**Exercise aim:** Repeat every record below exactly as written.

(Recorded data)
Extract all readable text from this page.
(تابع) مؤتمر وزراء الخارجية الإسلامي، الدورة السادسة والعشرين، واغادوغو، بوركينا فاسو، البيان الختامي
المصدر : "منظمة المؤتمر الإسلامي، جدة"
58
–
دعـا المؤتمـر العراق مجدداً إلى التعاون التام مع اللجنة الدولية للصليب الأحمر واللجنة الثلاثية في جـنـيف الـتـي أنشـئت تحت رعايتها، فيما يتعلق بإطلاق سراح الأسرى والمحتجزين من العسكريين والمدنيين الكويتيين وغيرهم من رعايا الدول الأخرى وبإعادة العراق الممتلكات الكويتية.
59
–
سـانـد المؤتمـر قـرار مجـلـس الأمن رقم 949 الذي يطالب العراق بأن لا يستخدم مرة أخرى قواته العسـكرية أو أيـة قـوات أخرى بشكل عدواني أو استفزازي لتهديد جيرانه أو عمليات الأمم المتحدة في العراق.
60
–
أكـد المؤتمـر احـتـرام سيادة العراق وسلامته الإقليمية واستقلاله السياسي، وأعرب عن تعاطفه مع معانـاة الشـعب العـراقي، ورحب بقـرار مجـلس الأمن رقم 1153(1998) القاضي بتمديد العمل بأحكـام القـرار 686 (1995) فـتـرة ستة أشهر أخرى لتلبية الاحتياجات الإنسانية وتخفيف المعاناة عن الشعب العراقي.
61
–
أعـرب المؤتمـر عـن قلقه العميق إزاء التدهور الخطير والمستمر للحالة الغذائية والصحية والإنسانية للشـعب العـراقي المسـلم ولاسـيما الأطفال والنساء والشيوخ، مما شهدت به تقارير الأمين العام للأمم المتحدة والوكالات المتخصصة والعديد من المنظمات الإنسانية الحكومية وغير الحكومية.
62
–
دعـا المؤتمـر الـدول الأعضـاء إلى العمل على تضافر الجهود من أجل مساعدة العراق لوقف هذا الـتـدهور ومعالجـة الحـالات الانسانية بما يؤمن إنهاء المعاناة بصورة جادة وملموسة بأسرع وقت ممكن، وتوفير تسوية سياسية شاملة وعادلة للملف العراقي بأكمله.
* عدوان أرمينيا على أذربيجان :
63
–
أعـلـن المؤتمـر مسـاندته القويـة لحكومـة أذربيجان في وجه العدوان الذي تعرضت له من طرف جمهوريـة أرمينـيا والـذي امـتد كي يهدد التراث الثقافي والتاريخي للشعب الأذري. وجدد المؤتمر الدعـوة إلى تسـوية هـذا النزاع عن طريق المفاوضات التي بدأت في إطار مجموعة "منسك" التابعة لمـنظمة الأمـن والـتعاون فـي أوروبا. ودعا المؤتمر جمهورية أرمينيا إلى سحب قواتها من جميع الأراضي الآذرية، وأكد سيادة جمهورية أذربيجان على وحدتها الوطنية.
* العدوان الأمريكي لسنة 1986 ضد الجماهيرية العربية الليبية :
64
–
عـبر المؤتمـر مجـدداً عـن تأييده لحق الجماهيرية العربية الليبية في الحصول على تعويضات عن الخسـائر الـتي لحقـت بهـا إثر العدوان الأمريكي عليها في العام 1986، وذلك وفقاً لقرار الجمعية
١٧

**Solved problem:**
Extract all readable text from this page.
(تابع) مؤتمر وزراء الخارجية الإسلامي، الدورة السادسة والعشرين، واغادوغو، بوركينا فاسو، البيان الختامي
المصدر : "منظمة المؤتمر الإسلامي، جدة"
58
–
دعـا المؤتمـر العراق مجدداً إلى التعاون التام مع اللجنة الدولية للصليب الأحمر واللجنة الثلاثية في جـنـيف الـتـي أنشـئت تحت رعايتها، فيما يتعلق بإطلاق سراح الأسرى والمحتجزين من العسكريين والمدنيين الكويتيين وغيرهم من رعايا الدول الأخرى وبإعادة العراق الممتلكات الكويتية.
59
–
سـانـد المؤتمـر قـرار مجـلـس الأمن رقم 949 الذي يطالب العراق بأن لا يستخدم مرة أخرى قواته العسـكرية أو أيـة قـوات أخرى بشكل عدواني أو استفزازي لتهديد جيرانه أو عمليات الأمم المتحدة في العراق.
60
–
أكـد المؤتمـر احـتـرام سيادة العراق وسلامته الإقليمية واستقلاله السياسي، وأعرب عن تعاطفه مع معانـاة الشـعب العـراقي، ورحب بقـرار مجـلس الأمن رقم 1153(1998) القاضي بتمديد العمل بأحكـام القـرار 686 (1995) فـتـرة ستة أشهر أخرى لتلبية الاحتياجات الإنسانية وتخفيف المعاناة عن الشعب العراقي.
61
–
أعـرب المؤتمـر عـن قلقه العميق إزاء التدهور الخطير والمستمر للحالة الغذائية والصحية والإنسانية للشـعب العـراقي المسـلم ولاسـيما الأطفال والنساء والشيوخ، مما شهدت به تقارير الأمين العام للأمم المتحدة والوكالات المتخصصة والعديد من المنظمات الإنسانية الحكومية وغير الحكومية.
62
–
دعـا المؤتمـر الـدول الأعضـاء إلى العمل على تضافر الجهود من أجل مساعدة العراق لوقف هذا الـتـدهور ومعالجـة الحـالات الانسانية بما يؤمن إنهاء المعاناة بصورة جادة وملموسة بأسرع وقت ممكن، وتوفير تسوية سياسية شاملة وعادلة للملف العراقي بأكمله.
* عدوان أرمينيا على أذربيجان :
63
–
أعـلـن المؤتمـر مسـاندته القويـة لحكومـة أذربيجان في وجه العدوان الذي تعرضت له من طرف جمهوريـة أرمينـيا والـذي امـتد كي يهدد التراث الثقافي والتاريخي للشعب الأذري. وجدد المؤتمر الدعـوة إلى تسـوية هـذا النزاع عن طريق المفاوضات التي بدأت في إطار مجموعة "منسك" التابعة لمـنظمة الأمـن والـتعاون فـي أوروبا. ودعا المؤتمر جمهورية أرمينيا إلى سحب قواتها من جميع الأراضي الآذرية، وأكد سيادة جمهورية أذربيجان على وحدتها الوطنية.
* العدوان الأمريكي لسنة 1986 ضد الجماهيرية العربية الليبية :
64
–
عـبر المؤتمـر مجـدداً عـن تأييده لحق الجماهيرية العربية الليبية في الحصول على تعويضات عن الخسـائر الـتي لحقـت بهـا إثر العدوان الأمريكي عليها في العام 1986، وذلك وفقاً لقرار الجمعية
١٧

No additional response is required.